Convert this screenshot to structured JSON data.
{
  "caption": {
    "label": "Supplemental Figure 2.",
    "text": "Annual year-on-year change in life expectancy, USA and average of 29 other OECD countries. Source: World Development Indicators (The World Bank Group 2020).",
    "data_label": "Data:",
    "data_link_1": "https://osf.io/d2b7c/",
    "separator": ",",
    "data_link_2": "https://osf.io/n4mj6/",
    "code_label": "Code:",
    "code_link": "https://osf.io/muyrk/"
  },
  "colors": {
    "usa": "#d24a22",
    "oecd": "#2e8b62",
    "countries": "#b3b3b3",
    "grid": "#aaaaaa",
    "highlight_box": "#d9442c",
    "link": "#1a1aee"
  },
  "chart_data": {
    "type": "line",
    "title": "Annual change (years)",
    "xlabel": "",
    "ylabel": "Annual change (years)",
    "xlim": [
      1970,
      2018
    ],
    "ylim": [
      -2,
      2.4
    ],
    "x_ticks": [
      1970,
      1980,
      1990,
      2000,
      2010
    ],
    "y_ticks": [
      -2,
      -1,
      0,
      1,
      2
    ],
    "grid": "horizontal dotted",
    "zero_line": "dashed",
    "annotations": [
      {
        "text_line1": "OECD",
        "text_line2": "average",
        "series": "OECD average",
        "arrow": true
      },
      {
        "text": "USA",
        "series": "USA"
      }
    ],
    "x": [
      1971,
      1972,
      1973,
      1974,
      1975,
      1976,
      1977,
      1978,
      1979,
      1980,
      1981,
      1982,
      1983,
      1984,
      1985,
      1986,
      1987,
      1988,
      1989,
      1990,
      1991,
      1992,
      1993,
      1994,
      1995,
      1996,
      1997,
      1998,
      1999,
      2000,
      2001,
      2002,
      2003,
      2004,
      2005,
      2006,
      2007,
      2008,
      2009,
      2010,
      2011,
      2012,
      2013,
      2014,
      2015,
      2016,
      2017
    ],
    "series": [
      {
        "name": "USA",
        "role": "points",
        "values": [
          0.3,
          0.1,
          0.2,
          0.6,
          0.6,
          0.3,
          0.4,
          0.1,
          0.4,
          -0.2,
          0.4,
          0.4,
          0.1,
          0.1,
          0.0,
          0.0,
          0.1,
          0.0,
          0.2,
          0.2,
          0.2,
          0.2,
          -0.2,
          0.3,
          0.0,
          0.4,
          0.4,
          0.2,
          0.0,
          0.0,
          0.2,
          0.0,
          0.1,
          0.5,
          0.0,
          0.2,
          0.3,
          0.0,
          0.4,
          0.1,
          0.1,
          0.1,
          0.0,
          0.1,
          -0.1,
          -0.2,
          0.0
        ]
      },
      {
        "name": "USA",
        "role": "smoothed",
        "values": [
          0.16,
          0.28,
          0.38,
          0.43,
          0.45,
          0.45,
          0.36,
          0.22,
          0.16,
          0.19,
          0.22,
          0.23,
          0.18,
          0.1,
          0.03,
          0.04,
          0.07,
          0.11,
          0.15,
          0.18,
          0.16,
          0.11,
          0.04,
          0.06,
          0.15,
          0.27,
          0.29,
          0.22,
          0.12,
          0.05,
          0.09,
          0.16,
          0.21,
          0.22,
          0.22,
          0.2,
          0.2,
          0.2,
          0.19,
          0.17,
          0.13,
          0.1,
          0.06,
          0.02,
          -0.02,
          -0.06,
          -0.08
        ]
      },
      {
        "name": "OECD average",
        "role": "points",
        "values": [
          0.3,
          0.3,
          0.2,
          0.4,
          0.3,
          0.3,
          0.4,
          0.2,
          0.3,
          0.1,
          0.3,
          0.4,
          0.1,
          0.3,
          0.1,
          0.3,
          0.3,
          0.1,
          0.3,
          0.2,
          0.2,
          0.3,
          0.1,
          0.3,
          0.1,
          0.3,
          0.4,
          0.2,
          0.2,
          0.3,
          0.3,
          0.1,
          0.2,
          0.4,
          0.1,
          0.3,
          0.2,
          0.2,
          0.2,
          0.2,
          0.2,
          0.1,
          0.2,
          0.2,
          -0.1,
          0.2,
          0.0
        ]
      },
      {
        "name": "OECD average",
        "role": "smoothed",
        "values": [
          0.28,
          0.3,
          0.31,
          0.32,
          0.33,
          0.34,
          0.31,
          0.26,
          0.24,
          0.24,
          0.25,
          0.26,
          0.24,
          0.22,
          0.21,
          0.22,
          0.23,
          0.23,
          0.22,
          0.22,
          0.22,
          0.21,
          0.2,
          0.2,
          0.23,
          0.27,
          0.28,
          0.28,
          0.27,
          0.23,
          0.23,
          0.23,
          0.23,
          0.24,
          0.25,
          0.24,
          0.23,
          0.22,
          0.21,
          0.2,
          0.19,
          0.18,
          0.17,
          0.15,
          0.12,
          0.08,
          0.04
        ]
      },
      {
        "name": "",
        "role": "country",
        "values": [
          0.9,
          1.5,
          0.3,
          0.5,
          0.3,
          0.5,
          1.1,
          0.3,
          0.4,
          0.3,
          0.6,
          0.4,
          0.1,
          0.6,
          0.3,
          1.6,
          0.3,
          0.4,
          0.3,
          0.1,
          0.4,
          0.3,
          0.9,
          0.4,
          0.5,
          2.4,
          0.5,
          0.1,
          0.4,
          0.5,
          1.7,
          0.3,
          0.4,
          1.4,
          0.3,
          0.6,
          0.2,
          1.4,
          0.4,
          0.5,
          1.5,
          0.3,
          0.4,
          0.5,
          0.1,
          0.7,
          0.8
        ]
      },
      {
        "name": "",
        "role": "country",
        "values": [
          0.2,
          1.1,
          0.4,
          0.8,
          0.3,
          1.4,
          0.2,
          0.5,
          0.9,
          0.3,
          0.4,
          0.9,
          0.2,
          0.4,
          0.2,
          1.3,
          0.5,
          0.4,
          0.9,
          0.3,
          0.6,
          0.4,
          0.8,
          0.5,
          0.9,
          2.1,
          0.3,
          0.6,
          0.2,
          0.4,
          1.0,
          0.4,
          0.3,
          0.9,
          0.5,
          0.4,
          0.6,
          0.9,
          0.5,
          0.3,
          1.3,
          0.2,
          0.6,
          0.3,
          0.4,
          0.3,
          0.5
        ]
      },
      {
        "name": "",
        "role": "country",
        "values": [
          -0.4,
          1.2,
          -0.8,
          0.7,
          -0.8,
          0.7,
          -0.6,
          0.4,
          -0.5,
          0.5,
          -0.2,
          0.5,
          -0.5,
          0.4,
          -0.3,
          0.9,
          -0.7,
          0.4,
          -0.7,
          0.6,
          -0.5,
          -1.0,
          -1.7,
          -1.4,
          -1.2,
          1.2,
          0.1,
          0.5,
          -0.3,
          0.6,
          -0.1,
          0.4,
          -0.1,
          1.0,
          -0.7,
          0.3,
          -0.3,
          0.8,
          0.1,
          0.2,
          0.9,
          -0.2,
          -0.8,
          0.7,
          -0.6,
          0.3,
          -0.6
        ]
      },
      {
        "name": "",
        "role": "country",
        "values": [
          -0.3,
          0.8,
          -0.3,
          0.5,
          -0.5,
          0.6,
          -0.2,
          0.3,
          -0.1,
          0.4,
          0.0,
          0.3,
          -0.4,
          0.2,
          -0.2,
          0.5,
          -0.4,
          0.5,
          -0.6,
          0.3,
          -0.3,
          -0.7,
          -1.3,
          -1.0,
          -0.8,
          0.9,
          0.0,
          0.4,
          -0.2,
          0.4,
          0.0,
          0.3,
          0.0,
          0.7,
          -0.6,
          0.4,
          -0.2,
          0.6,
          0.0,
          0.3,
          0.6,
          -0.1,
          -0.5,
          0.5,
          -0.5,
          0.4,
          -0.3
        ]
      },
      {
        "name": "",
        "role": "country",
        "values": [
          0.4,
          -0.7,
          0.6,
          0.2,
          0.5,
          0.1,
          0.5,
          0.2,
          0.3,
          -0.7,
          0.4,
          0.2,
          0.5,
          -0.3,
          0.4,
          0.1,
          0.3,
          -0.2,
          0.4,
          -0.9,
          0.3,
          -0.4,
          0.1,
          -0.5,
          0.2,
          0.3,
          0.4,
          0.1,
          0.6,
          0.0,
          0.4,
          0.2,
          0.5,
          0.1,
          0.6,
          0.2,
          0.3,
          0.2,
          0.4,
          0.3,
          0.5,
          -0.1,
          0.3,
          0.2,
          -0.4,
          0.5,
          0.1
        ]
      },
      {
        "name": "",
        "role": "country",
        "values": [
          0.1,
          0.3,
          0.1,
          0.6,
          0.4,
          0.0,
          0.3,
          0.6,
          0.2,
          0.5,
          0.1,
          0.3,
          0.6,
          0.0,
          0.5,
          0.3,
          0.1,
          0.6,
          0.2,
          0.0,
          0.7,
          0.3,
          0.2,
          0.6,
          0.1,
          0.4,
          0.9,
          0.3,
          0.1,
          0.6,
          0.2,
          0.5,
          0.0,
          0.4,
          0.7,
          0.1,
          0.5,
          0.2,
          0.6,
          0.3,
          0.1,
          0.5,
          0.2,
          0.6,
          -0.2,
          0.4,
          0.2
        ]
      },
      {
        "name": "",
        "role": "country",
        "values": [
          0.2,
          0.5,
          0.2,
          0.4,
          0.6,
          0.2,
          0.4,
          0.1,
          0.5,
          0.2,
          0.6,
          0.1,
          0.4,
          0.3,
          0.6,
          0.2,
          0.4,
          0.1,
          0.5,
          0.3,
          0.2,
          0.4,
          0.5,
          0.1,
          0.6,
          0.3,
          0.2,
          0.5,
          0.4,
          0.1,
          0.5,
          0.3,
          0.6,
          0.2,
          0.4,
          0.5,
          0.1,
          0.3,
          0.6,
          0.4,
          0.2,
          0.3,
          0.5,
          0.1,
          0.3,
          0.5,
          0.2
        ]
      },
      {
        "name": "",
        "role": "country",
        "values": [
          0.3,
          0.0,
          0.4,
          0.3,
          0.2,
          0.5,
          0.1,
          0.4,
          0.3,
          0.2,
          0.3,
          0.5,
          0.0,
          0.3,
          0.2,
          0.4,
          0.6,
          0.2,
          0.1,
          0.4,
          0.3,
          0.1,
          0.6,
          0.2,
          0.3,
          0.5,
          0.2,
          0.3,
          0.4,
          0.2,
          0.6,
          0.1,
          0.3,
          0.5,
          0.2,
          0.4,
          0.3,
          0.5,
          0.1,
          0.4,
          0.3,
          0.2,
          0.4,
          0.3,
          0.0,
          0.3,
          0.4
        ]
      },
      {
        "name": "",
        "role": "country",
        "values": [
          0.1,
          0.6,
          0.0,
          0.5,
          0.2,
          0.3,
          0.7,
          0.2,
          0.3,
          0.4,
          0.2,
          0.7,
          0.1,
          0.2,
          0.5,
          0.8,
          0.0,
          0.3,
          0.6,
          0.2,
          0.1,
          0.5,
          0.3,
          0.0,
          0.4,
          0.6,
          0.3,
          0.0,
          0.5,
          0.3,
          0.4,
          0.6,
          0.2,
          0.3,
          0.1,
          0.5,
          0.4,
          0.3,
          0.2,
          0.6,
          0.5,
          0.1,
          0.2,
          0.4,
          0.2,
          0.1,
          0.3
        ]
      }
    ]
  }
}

What is being asked —
Select every line above that contains the word "change", and copy it.

Answer to the task —
    "text": "Annual year-on-year change in life expectancy, USA and average of 29 other OECD countries. Source: World Development Indicators (The World Bank Group 2020).",
    "title": "Annual change (years)",
    "ylabel": "Annual change (years)",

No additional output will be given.